▶ _Instruction_
Repeat the listing below in full, exactly as it stands.

Records from a data source
= = = = = = =

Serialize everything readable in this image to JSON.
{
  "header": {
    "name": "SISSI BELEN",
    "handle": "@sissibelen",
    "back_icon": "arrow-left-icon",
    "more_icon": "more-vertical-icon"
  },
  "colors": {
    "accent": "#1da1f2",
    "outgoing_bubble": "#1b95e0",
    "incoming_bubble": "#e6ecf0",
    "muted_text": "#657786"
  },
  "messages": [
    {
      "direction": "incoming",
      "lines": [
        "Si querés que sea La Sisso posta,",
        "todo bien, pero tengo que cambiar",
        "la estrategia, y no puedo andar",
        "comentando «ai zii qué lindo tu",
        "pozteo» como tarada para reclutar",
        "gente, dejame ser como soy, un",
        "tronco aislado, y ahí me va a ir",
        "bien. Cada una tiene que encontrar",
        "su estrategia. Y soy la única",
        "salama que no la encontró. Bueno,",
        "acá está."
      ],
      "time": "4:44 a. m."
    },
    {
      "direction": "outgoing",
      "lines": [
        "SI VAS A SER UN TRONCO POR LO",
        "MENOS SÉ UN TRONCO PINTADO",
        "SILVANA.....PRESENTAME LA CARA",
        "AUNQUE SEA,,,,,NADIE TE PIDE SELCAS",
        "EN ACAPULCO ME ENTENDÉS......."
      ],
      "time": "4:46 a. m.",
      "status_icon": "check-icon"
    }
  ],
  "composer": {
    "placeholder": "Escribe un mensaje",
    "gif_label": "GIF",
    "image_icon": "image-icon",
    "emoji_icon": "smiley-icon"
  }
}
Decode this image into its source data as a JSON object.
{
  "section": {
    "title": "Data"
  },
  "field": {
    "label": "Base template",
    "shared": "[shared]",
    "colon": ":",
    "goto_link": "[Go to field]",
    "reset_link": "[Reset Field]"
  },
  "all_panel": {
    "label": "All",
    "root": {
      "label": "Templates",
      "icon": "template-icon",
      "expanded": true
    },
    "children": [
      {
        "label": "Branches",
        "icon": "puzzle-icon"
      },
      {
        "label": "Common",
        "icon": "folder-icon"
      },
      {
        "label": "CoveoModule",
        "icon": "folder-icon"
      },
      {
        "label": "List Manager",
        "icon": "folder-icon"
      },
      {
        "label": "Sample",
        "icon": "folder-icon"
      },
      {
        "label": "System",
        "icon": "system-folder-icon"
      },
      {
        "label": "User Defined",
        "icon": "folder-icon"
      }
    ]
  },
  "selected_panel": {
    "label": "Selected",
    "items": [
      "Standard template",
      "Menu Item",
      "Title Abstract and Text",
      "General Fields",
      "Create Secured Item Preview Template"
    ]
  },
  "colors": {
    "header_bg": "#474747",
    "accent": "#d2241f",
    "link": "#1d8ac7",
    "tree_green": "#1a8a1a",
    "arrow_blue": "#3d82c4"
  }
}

= = = = = = =

▶ _Solution for this task_
Serialize everything readable in this image to JSON.
{
  "header": {
    "name": "SISSI BELEN",
    "handle": "@sissibelen",
    "back_icon": "arrow-left-icon",
    "more_icon": "more-vertical-icon"
  },
  "colors": {
    "accent": "#1da1f2",
    "outgoing_bubble": "#1b95e0",
    "incoming_bubble": "#e6ecf0",
    "muted_text": "#657786"
  },
  "messages": [
    {
      "direction": "incoming",
      "lines": [
        "Si querés que sea La Sisso posta,",
        "todo bien, pero tengo que cambiar",
        "la estrategia, y no puedo andar",
        "comentando «ai zii qué lindo tu",
        "pozteo» como tarada para reclutar",
        "gente, dejame ser como soy, un",
        "tronco aislado, y ahí me va a ir",
        "bien. Cada una tiene que encontrar",
        "su estrategia. Y soy la única",
        "salama que no la encontró. Bueno,",
        "acá está."
      ],
      "time": "4:44 a. m."
    },
    {
      "direction": "outgoing",
      "lines": [
        "SI VAS A SER UN TRONCO POR LO",
        "MENOS SÉ UN TRONCO PINTADO",
        "SILVANA.....PRESENTAME LA CARA",
        "AUNQUE SEA,,,,,NADIE TE PIDE SELCAS",
        "EN ACAPULCO ME ENTENDÉS......."
      ],
      "time": "4:46 a. m.",
      "status_icon": "check-icon"
    }
  ],
  "composer": {
    "placeholder": "Escribe un mensaje",
    "gif_label": "GIF",
    "image_icon": "image-icon",
    "emoji_icon": "smiley-icon"
  }
}
Decode this image into its source data as a JSON object.
{
  "section": {
    "title": "Data"
  },
  "field": {
    "label": "Base template",
    "shared": "[shared]",
    "colon": ":",
    "goto_link": "[Go to field]",
    "reset_link": "[Reset Field]"
  },
  "all_panel": {
    "label": "All",
    "root": {
      "label": "Templates",
      "icon": "template-icon",
      "expanded": true
    },
    "children": [
      {
        "label": "Branches",
        "icon": "puzzle-icon"
      },
      {
        "label": "Common",
        "icon": "folder-icon"
      },
      {
        "label": "CoveoModule",
        "icon": "folder-icon"
      },
      {
        "label": "List Manager",
        "icon": "folder-icon"
      },
      {
        "label": "Sample",
        "icon": "folder-icon"
      },
      {
        "label": "System",
        "icon": "system-folder-icon"
      },
      {
        "label": "User Defined",
        "icon": "folder-icon"
      }
    ]
  },
  "selected_panel": {
    "label": "Selected",
    "items": [
      "Standard template",
      "Menu Item",
      "Title Abstract and Text",
      "General Fields",
      "Create Secured Item Preview Template"
    ]
  },
  "colors": {
    "header_bg": "#474747",
    "accent": "#d2241f",
    "link": "#1d8ac7",
    "tree_green": "#1a8a1a",
    "arrow_blue": "#3d82c4"
  }
}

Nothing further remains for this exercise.